Aim of the task - Hunt for the word "from" across the entries below, copying each line that holds it.

>> begin Records for this exercise

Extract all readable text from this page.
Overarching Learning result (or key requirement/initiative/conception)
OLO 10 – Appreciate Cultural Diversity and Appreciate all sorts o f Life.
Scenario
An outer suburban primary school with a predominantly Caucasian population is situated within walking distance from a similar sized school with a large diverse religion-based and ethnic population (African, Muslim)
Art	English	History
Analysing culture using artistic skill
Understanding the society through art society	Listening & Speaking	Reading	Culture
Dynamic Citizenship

>> end Records for this exercise

Result of this exercise -
Extract all readable text from this page.
An outer suburban primary school with a predominantly Caucasian population is situated within walking distance from a similar sized school with a large diverse religion-based and ethnic population (African, Muslim)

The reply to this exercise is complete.